Instruction »
Using the listing below, extract each line that has the word "care" in it.

Task input »
......

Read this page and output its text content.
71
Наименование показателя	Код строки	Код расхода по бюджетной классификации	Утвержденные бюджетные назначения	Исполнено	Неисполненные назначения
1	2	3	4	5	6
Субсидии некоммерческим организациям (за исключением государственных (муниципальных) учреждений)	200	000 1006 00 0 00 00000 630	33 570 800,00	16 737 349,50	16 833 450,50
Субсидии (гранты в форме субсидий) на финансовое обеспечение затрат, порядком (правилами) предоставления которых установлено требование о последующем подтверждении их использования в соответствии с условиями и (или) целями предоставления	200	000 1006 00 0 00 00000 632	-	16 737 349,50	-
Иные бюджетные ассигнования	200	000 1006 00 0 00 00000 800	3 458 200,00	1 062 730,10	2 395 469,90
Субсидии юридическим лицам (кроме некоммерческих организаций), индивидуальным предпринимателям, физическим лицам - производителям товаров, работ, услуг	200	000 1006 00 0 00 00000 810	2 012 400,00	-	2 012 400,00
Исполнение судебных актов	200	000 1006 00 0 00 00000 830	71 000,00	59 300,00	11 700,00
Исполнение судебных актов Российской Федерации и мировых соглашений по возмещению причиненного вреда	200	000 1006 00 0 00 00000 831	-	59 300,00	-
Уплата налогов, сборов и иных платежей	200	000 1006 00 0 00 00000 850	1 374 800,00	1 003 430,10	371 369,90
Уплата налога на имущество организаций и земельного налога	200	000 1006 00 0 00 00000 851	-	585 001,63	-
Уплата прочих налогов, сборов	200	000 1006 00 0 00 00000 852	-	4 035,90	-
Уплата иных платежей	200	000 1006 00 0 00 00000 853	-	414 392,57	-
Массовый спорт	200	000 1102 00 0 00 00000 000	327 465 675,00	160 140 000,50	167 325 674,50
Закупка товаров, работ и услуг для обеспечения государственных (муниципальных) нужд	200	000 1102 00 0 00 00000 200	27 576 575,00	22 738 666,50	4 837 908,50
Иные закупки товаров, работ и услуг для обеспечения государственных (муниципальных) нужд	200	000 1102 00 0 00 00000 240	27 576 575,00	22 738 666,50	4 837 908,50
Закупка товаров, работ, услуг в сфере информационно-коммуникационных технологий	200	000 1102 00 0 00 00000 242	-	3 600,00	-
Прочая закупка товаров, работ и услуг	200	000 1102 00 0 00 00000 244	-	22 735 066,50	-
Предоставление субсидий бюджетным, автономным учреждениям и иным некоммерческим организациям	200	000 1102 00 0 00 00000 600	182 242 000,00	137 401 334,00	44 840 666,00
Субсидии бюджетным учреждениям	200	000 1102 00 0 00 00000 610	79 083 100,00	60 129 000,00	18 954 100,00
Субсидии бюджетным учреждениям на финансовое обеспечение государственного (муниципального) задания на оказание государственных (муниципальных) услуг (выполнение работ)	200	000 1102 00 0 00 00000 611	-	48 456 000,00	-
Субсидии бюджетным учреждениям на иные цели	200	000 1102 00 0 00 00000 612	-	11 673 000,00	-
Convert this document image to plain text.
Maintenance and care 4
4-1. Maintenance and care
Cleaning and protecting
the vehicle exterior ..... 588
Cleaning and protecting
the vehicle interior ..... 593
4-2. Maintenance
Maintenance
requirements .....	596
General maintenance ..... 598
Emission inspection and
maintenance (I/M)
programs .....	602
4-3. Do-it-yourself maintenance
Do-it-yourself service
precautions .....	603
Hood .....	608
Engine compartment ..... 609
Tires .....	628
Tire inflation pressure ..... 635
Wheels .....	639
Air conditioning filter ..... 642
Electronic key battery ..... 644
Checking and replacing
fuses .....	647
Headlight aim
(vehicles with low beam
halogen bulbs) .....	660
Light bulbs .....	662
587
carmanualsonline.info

......

Exercise solution »
Maintenance and care 4
4-1. Maintenance and care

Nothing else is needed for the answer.